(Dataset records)
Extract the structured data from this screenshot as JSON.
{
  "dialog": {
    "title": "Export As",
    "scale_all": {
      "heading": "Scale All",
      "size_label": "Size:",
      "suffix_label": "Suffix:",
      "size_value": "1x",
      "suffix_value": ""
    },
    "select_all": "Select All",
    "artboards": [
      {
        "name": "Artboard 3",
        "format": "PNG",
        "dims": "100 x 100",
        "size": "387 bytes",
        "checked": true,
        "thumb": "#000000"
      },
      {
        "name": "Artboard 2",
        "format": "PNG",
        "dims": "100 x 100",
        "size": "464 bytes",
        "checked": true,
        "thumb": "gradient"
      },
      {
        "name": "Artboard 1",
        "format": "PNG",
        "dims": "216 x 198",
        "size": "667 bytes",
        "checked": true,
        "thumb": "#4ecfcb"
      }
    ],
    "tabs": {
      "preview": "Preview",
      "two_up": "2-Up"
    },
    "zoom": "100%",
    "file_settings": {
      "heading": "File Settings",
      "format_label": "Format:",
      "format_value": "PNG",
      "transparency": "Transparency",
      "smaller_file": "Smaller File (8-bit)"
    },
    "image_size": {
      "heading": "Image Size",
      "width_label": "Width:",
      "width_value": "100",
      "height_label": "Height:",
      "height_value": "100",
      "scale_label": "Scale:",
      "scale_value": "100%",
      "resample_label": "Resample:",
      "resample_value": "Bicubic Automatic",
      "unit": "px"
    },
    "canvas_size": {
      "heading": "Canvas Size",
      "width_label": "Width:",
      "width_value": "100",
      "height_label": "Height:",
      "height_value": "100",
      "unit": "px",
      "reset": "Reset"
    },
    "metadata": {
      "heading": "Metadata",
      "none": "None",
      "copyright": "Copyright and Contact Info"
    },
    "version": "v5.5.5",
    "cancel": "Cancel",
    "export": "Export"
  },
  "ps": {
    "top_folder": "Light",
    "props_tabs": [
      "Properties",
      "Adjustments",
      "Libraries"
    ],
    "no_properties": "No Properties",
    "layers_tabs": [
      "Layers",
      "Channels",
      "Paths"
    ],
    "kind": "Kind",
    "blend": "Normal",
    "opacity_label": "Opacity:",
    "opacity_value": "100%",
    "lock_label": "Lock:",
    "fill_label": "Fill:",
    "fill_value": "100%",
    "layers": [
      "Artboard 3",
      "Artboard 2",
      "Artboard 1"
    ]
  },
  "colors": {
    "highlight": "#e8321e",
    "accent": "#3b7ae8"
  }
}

What the task asks =>
In the entries above, some lines may contain the string "heading"; report how many, without additional comment.

Problem solution =>
5